Your objective - Extract each line holding the word "which" from the entries.

◆ ◆ ◆

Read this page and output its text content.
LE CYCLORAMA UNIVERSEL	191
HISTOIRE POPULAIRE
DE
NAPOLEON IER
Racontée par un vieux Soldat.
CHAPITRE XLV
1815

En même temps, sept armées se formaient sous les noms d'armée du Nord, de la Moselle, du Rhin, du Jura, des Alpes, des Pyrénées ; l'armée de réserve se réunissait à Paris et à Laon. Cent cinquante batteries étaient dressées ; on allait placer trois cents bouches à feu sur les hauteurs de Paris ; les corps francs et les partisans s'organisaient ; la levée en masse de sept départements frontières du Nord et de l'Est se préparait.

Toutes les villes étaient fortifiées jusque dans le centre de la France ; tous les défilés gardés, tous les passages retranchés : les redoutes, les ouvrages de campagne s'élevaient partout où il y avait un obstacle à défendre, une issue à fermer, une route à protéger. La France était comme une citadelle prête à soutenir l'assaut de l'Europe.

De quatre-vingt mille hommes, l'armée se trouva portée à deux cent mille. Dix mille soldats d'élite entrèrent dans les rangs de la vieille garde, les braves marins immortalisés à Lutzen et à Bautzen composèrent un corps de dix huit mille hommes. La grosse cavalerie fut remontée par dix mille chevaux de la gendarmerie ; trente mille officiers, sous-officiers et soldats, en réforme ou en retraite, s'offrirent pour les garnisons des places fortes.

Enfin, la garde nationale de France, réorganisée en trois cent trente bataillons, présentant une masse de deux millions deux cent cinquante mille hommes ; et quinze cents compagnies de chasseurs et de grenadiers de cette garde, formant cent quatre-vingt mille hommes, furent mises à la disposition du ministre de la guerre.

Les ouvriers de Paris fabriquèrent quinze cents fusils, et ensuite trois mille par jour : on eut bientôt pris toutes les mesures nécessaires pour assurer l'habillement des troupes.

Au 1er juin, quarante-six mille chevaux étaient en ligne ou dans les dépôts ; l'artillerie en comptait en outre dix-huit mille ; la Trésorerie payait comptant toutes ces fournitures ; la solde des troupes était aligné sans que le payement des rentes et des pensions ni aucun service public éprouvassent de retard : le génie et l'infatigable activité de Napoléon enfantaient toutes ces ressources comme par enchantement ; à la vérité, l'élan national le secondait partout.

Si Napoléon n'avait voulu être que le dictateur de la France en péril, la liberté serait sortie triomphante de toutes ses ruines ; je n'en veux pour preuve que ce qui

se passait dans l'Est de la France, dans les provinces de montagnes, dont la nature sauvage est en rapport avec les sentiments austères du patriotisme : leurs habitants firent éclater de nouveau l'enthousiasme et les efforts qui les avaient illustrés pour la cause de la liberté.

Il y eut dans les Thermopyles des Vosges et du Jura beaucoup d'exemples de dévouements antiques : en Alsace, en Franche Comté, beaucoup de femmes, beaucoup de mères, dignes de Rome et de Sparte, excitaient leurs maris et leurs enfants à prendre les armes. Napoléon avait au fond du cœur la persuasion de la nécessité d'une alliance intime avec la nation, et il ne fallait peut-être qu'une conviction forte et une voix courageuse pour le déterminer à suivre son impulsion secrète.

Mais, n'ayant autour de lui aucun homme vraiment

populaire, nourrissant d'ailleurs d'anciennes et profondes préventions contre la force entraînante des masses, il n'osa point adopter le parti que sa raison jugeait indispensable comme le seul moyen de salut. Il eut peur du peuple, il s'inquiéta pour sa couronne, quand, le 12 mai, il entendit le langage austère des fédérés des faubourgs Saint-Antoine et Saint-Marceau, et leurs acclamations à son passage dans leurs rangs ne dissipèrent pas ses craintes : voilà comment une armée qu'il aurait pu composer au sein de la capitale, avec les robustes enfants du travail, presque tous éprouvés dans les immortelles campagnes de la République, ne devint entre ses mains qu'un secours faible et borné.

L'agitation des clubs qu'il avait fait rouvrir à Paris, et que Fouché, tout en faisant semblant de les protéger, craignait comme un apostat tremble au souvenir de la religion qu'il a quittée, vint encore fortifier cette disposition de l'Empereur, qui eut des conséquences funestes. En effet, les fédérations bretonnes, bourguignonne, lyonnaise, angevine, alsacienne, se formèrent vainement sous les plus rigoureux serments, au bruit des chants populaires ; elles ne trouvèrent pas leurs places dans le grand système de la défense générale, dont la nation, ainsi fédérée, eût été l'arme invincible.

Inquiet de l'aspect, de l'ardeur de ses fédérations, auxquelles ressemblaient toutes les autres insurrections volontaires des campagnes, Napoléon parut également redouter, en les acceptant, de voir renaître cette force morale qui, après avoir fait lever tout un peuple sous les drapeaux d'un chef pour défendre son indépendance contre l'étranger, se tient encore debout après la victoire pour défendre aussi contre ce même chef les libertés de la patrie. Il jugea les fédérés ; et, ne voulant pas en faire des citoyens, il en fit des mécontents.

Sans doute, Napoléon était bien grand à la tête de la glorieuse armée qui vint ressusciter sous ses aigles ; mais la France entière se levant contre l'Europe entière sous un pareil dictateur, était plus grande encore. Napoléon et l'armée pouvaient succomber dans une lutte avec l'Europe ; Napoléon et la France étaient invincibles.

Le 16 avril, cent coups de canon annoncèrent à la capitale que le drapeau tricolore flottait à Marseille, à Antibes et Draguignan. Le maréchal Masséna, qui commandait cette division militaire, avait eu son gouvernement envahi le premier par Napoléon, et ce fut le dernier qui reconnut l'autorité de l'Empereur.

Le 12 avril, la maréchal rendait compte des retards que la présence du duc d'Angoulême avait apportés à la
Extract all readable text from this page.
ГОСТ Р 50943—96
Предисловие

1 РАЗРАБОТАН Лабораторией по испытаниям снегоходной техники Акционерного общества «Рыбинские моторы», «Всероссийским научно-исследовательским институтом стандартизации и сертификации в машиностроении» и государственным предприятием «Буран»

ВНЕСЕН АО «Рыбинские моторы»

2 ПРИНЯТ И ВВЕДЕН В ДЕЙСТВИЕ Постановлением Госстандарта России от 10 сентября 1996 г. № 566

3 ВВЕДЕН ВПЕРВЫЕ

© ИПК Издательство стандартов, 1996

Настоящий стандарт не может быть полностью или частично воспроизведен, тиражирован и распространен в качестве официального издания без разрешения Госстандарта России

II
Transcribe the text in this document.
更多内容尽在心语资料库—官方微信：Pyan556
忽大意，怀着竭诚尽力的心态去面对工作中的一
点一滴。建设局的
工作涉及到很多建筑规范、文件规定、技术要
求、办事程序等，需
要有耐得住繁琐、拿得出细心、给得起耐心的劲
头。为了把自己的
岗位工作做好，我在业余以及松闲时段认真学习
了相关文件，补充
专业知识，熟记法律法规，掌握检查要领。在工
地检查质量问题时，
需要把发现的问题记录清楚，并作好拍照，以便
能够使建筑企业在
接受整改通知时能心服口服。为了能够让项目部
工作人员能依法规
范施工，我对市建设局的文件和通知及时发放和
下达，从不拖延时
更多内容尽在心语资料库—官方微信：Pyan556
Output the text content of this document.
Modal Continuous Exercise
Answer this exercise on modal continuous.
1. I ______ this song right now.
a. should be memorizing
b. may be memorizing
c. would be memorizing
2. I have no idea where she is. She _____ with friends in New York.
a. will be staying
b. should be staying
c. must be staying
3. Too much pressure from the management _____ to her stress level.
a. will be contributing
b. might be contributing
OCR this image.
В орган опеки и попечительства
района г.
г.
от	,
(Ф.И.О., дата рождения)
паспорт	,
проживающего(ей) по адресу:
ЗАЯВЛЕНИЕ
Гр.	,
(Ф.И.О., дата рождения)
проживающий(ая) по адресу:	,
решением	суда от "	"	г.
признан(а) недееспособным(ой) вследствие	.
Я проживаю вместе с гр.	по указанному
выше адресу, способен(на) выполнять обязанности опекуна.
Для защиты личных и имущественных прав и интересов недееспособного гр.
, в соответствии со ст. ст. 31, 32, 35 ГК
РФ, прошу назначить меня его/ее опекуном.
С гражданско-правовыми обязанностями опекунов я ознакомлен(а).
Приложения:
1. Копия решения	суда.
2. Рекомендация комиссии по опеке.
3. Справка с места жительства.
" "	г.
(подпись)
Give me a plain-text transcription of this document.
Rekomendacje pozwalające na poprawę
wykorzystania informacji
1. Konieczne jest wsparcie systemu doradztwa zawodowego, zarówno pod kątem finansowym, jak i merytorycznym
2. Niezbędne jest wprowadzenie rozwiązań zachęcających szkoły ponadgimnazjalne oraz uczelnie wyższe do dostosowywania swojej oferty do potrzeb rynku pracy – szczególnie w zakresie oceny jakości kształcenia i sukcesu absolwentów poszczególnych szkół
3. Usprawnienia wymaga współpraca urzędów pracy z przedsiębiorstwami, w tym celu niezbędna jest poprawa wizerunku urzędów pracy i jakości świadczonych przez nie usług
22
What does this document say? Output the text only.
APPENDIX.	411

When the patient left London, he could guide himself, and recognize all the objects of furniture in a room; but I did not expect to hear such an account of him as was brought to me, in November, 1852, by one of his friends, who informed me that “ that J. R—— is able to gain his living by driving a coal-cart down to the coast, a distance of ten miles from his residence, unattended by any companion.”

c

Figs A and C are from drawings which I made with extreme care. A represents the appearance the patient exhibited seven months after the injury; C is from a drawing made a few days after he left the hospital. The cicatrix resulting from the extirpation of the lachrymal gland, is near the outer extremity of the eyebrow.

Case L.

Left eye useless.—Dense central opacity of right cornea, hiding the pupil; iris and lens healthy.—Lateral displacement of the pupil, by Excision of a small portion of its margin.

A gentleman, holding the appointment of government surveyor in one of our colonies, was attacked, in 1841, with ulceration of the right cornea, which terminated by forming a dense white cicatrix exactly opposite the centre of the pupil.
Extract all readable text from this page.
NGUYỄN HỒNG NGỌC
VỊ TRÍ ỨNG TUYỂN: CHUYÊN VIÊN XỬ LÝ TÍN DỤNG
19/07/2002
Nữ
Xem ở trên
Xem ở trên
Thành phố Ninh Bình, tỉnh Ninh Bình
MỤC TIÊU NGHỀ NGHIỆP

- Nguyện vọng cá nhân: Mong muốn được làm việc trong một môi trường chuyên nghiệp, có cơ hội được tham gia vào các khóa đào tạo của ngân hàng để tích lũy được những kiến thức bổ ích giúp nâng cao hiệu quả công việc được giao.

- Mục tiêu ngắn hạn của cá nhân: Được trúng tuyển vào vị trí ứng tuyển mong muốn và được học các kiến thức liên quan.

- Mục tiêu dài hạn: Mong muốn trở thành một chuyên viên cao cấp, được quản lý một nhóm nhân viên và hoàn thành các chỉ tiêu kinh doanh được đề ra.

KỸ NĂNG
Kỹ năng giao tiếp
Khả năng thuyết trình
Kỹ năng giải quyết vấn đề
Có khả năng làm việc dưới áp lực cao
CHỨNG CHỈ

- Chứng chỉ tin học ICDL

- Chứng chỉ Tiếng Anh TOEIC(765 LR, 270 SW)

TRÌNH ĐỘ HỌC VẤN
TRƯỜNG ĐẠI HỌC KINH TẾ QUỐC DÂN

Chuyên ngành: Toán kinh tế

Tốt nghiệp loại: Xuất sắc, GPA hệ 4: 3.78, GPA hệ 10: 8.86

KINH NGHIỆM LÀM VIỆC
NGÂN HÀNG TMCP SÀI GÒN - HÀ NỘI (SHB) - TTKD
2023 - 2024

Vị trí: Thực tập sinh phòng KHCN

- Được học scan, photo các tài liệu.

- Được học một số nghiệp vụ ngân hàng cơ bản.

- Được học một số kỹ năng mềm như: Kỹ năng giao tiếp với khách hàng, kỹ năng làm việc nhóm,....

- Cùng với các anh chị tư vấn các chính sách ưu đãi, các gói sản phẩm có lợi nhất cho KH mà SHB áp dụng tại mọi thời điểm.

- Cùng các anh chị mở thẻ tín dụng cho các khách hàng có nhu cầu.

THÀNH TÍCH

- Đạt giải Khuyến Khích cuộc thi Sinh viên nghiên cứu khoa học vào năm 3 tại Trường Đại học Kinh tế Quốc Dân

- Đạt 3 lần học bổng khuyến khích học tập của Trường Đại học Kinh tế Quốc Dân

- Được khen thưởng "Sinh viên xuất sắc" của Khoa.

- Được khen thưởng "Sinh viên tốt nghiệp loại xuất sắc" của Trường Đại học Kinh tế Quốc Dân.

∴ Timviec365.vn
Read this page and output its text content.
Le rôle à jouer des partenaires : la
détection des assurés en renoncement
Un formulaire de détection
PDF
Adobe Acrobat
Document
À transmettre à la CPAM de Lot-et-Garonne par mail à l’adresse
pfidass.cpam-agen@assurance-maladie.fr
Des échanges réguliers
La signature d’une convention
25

◆ ◆ ◆

Answer to this problem -
Figs A and C are from drawings which I made with extreme care. A represents the appearance the patient exhibited seven months after the injury; C is from a drawing made a few days after he left the hospital. The cicatrix resulting from the extirpation of the lachrymal gland, is near the outer extremity of the eyebrow.
A gentleman, holding the appointment of government surveyor in one of our colonies, was attacked, in 1841, with ulceration of the right cornea, which terminated by forming a dense white cicatrix exactly opposite the centre of the pupil.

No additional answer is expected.